Chart and figure data
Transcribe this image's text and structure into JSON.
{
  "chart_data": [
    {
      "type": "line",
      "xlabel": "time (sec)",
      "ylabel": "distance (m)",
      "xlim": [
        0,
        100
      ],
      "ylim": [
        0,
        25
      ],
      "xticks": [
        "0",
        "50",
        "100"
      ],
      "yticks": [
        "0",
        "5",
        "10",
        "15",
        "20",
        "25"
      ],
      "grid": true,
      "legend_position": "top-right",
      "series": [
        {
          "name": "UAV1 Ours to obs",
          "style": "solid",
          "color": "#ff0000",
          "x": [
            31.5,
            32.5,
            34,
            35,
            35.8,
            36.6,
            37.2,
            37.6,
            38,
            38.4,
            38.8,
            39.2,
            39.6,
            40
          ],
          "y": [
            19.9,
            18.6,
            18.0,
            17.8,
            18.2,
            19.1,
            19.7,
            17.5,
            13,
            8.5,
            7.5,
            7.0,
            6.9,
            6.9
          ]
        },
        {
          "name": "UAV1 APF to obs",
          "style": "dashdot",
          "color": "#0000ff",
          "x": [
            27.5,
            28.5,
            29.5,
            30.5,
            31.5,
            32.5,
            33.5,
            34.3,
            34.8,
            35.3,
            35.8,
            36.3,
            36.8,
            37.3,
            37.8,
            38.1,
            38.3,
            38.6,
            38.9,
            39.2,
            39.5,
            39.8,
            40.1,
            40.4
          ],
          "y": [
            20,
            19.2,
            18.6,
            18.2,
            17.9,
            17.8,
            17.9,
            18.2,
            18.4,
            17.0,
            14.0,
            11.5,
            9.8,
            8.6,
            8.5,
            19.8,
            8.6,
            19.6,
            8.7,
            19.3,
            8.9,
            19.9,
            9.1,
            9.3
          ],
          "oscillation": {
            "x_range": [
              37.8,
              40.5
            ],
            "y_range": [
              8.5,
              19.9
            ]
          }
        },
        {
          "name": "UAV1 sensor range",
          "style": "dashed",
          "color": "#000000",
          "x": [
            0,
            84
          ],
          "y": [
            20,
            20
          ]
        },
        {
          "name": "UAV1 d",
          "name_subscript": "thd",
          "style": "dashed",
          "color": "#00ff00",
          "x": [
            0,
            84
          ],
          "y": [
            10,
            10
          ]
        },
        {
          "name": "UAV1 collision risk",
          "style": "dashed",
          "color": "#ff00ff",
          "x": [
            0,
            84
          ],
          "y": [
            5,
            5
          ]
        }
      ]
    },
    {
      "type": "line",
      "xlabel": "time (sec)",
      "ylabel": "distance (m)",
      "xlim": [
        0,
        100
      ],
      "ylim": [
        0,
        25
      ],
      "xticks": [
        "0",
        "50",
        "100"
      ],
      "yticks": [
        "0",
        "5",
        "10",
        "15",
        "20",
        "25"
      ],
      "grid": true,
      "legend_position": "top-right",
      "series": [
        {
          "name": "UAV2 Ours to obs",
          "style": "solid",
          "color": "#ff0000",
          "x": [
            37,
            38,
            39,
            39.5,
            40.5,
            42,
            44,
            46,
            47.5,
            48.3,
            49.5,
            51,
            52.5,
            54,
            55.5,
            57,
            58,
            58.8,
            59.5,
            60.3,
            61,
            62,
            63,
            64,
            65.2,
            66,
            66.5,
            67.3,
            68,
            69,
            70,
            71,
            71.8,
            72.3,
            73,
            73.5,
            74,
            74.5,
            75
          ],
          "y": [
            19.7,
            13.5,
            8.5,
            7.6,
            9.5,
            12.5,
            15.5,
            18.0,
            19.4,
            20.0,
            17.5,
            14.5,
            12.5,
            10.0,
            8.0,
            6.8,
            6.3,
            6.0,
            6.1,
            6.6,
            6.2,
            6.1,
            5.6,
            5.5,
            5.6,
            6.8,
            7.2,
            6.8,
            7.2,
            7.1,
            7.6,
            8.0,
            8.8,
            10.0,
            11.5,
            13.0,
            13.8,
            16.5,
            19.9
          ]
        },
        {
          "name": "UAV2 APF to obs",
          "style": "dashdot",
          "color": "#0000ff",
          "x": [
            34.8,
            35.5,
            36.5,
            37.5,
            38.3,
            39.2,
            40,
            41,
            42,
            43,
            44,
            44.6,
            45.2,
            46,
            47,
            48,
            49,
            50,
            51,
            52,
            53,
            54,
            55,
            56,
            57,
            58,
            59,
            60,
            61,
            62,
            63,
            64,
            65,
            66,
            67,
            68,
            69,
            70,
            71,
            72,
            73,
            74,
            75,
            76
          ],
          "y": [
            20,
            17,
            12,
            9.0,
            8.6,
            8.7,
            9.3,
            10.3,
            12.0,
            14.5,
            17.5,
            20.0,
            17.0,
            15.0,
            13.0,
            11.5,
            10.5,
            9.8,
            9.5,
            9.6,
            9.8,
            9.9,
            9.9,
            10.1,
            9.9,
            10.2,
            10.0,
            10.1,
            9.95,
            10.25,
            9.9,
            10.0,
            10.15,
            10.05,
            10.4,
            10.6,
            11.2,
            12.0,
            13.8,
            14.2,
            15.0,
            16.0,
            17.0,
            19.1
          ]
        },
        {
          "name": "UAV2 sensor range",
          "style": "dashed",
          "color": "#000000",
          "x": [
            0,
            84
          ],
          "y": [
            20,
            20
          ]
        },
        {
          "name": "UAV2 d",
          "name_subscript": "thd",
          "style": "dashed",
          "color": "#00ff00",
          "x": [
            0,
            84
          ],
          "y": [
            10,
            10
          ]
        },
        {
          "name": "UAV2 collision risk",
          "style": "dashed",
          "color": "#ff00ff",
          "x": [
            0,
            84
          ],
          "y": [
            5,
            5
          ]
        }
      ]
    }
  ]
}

* **Requirement**: Exactly as shown above, return every record.

* **Worked answer**:
Transcribe this image's text and structure into JSON.
{
  "chart_data": [
    {
      "type": "line",
      "xlabel": "time (sec)",
      "ylabel": "distance (m)",
      "xlim": [
        0,
        100
      ],
      "ylim": [
        0,
        25
      ],
      "xticks": [
        "0",
        "50",
        "100"
      ],
      "yticks": [
        "0",
        "5",
        "10",
        "15",
        "20",
        "25"
      ],
      "grid": true,
      "legend_position": "top-right",
      "series": [
        {
          "name": "UAV1 Ours to obs",
          "style": "solid",
          "color": "#ff0000",
          "x": [
            31.5,
            32.5,
            34,
            35,
            35.8,
            36.6,
            37.2,
            37.6,
            38,
            38.4,
            38.8,
            39.2,
            39.6,
            40
          ],
          "y": [
            19.9,
            18.6,
            18.0,
            17.8,
            18.2,
            19.1,
            19.7,
            17.5,
            13,
            8.5,
            7.5,
            7.0,
            6.9,
            6.9
          ]
        },
        {
          "name": "UAV1 APF to obs",
          "style": "dashdot",
          "color": "#0000ff",
          "x": [
            27.5,
            28.5,
            29.5,
            30.5,
            31.5,
            32.5,
            33.5,
            34.3,
            34.8,
            35.3,
            35.8,
            36.3,
            36.8,
            37.3,
            37.8,
            38.1,
            38.3,
            38.6,
            38.9,
            39.2,
            39.5,
            39.8,
            40.1,
            40.4
          ],
          "y": [
            20,
            19.2,
            18.6,
            18.2,
            17.9,
            17.8,
            17.9,
            18.2,
            18.4,
            17.0,
            14.0,
            11.5,
            9.8,
            8.6,
            8.5,
            19.8,
            8.6,
            19.6,
            8.7,
            19.3,
            8.9,
            19.9,
            9.1,
            9.3
          ],
          "oscillation": {
            "x_range": [
              37.8,
              40.5
            ],
            "y_range": [
              8.5,
              19.9
            ]
          }
        },
        {
          "name": "UAV1 sensor range",
          "style": "dashed",
          "color": "#000000",
          "x": [
            0,
            84
          ],
          "y": [
            20,
            20
          ]
        },
        {
          "name": "UAV1 d",
          "name_subscript": "thd",
          "style": "dashed",
          "color": "#00ff00",
          "x": [
            0,
            84
          ],
          "y": [
            10,
            10
          ]
        },
        {
          "name": "UAV1 collision risk",
          "style": "dashed",
          "color": "#ff00ff",
          "x": [
            0,
            84
          ],
          "y": [
            5,
            5
          ]
        }
      ]
    },
    {
      "type": "line",
      "xlabel": "time (sec)",
      "ylabel": "distance (m)",
      "xlim": [
        0,
        100
      ],
      "ylim": [
        0,
        25
      ],
      "xticks": [
        "0",
        "50",
        "100"
      ],
      "yticks": [
        "0",
        "5",
        "10",
        "15",
        "20",
        "25"
      ],
      "grid": true,
      "legend_position": "top-right",
      "series": [
        {
          "name": "UAV2 Ours to obs",
          "style": "solid",
          "color": "#ff0000",
          "x": [
            37,
            38,
            39,
            39.5,
            40.5,
            42,
            44,
            46,
            47.5,
            48.3,
            49.5,
            51,
            52.5,
            54,
            55.5,
            57,
            58,
            58.8,
            59.5,
            60.3,
            61,
            62,
            63,
            64,
            65.2,
            66,
            66.5,
            67.3,
            68,
            69,
            70,
            71,
            71.8,
            72.3,
            73,
            73.5,
            74,
            74.5,
            75
          ],
          "y": [
            19.7,
            13.5,
            8.5,
            7.6,
            9.5,
            12.5,
            15.5,
            18.0,
            19.4,
            20.0,
            17.5,
            14.5,
            12.5,
            10.0,
            8.0,
            6.8,
            6.3,
            6.0,
            6.1,
            6.6,
            6.2,
            6.1,
            5.6,
            5.5,
            5.6,
            6.8,
            7.2,
            6.8,
            7.2,
            7.1,
            7.6,
            8.0,
            8.8,
            10.0,
            11.5,
            13.0,
            13.8,
            16.5,
            19.9
          ]
        },
        {
          "name": "UAV2 APF to obs",
          "style": "dashdot",
          "color": "#0000ff",
          "x": [
            34.8,
            35.5,
            36.5,
            37.5,
            38.3,
            39.2,
            40,
            41,
            42,
            43,
            44,
            44.6,
            45.2,
            46,
            47,
            48,
            49,
            50,
            51,
            52,
            53,
            54,
            55,
            56,
            57,
            58,
            59,
            60,
            61,
            62,
            63,
            64,
            65,
            66,
            67,
            68,
            69,
            70,
            71,
            72,
            73,
            74,
            75,
            76
          ],
          "y": [
            20,
            17,
            12,
            9.0,
            8.6,
            8.7,
            9.3,
            10.3,
            12.0,
            14.5,
            17.5,
            20.0,
            17.0,
            15.0,
            13.0,
            11.5,
            10.5,
            9.8,
            9.5,
            9.6,
            9.8,
            9.9,
            9.9,
            10.1,
            9.9,
            10.2,
            10.0,
            10.1,
            9.95,
            10.25,
            9.9,
            10.0,
            10.15,
            10.05,
            10.4,
            10.6,
            11.2,
            12.0,
            13.8,
            14.2,
            15.0,
            16.0,
            17.0,
            19.1
          ]
        },
        {
          "name": "UAV2 sensor range",
          "style": "dashed",
          "color": "#000000",
          "x": [
            0,
            84
          ],
          "y": [
            20,
            20
          ]
        },
        {
          "name": "UAV2 d",
          "name_subscript": "thd",
          "style": "dashed",
          "color": "#00ff00",
          "x": [
            0,
            84
          ],
          "y": [
            10,
            10
          ]
        },
        {
          "name": "UAV2 collision risk",
          "style": "dashed",
          "color": "#ff00ff",
          "x": [
            0,
            84
          ],
          "y": [
            5,
            5
          ]
        }
      ]
    }
  ]
}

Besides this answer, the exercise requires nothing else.